> Selected text:
########################################
Now that we have some tools, our dataset, and another tool used for NLP installed, we need to start preparing our data so it can be used. The first step in this is something called tokenization. Essentially, each word (or even punctuation for that matter) in a sentence plays a role and it can be looked at as its own entity. We want to break each of these sentences apart into 'tokens' so they are more processable.

In [5]:
#Lets tokenize the sample sentence from before as an example
sample_Tokens = nlp(text.iloc[2]['clean_text'])
for part in sample_Tokens: 
    print(part.text)

anyone
else
instead
of
sleeping
more
when
depressed
stay
up
all
night
to
avoid
the
next
day
from
coming
sooner
may
be
the
social
anxiety
in
me
but
life
is
so
much
more
peaceful
when
everyone
else
is
asleep
and
not
expecting
thing
of
you


On top of tokenization, there is also lemmatization. A lemma in linguistics is essentially the core component of a word, before conjugation and the like occurs. This is very important because it essentially determines what role the word will play in the sentence. Will it be a noun? A verb? Lets see a few examples of this in code

In [6]:
#The .lemma_ command in spacy will output the lemma of the word it was called with. This will come in handy
print('The lemma of', sample_Tokens[18], 'is', sample_Tokens[18].lemma_)
print('The lemma of', sample_Tokens[4], 'is', sample_Tokens[4].lemma_)
print('The lemma of', sample_Tokens[19], 'is', sample_Tokens[19].lemma_)
########################################
> Source material:
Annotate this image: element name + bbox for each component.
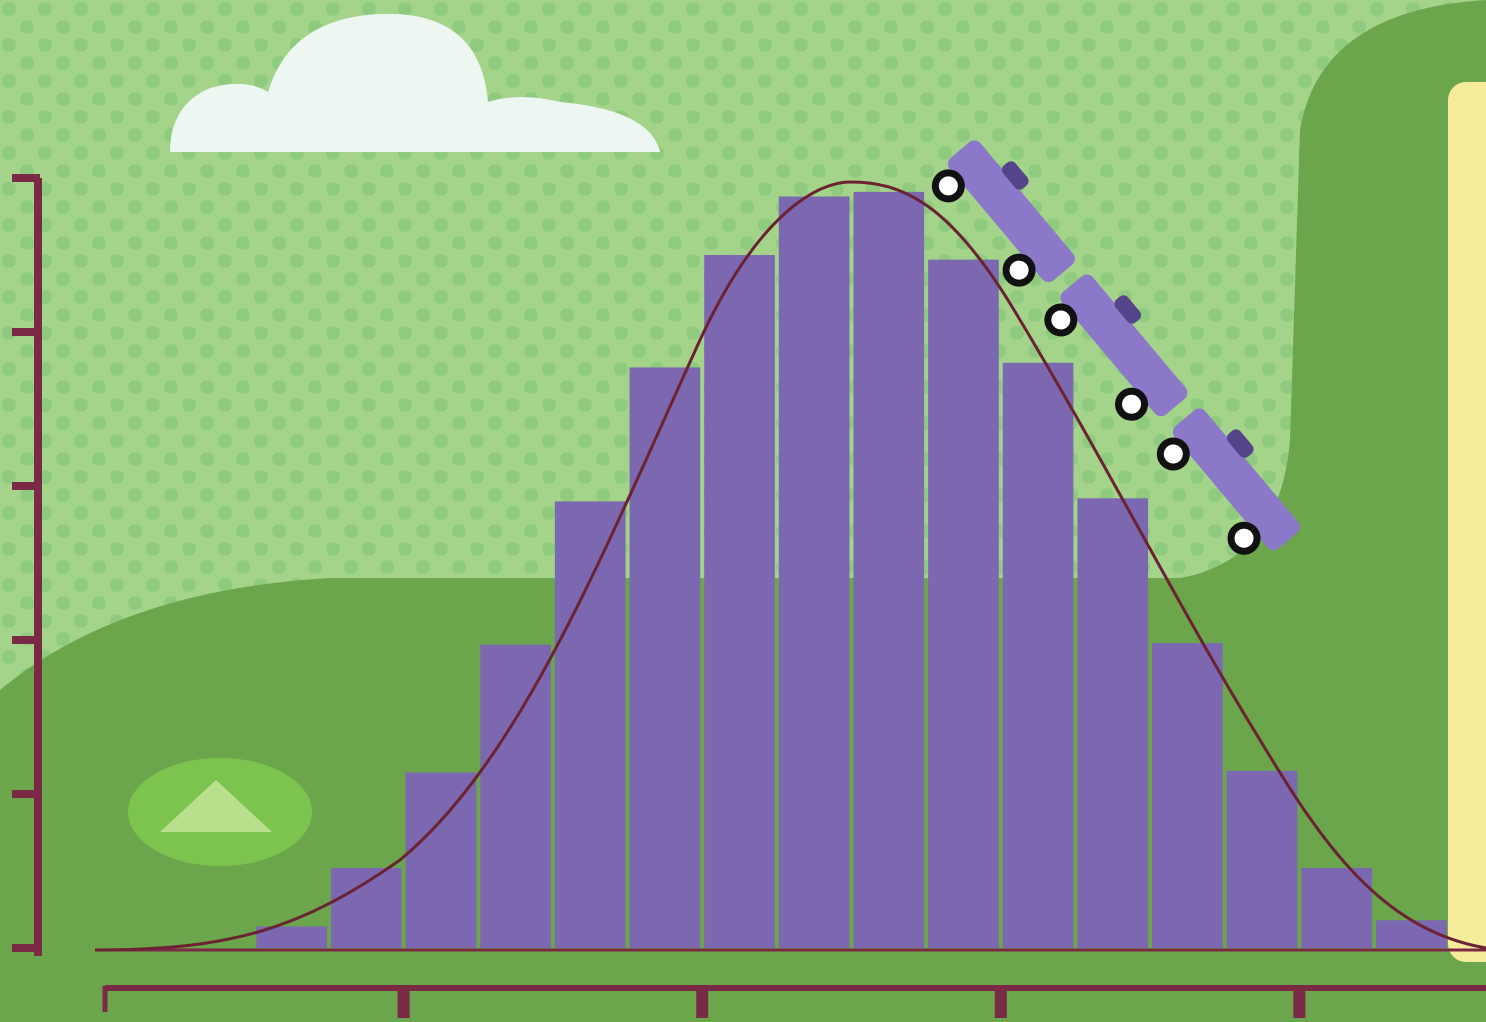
########################################
> Exercise description:
Copy the stretch of the tokenization tutorial from "On top of tokenization, there" through "sample_Tokens[18], 'is', sample_Tokens[18].lemma_)", changing "lemmatization" to "lemma extraction". Nothing here requires the listing.

> Answer:
On top of tokenization, there is also lemma extraction. A lemma in linguistics is essentially the core component of a word, before conjugation and the like occurs. This is very important because it essentially determines what role the word will play in the sentence. Will it be a noun? A verb? Lets see a few examples of this in code

In [6]:
#The .lemma_ command in spacy will output the lemma of the word it was called with. This will come in handy
print('The lemma of', sample_Tokens[18], 'is', sample_Tokens[18].lemma_)